**Problem to solve**.
Search the material for the word "glicose" and report each line where it turns up.

**Data provided**.
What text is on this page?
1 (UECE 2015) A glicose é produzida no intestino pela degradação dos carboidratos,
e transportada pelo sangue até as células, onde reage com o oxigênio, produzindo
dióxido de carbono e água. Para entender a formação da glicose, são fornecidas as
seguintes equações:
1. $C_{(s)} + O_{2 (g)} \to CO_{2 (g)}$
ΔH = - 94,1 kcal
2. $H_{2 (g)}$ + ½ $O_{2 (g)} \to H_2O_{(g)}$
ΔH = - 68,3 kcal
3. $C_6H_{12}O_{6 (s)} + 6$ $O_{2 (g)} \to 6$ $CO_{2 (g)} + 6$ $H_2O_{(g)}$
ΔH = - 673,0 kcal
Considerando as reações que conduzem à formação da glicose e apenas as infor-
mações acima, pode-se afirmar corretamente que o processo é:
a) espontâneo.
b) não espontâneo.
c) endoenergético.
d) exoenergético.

**Solution to the exercise**.
1 (UECE 2015) A glicose é produzida no intestino pela degradação dos carboidratos,
dióxido de carbono e água. Para entender a formação da glicose, são fornecidas as
Considerando as reações que conduzem à formação da glicose e apenas as infor-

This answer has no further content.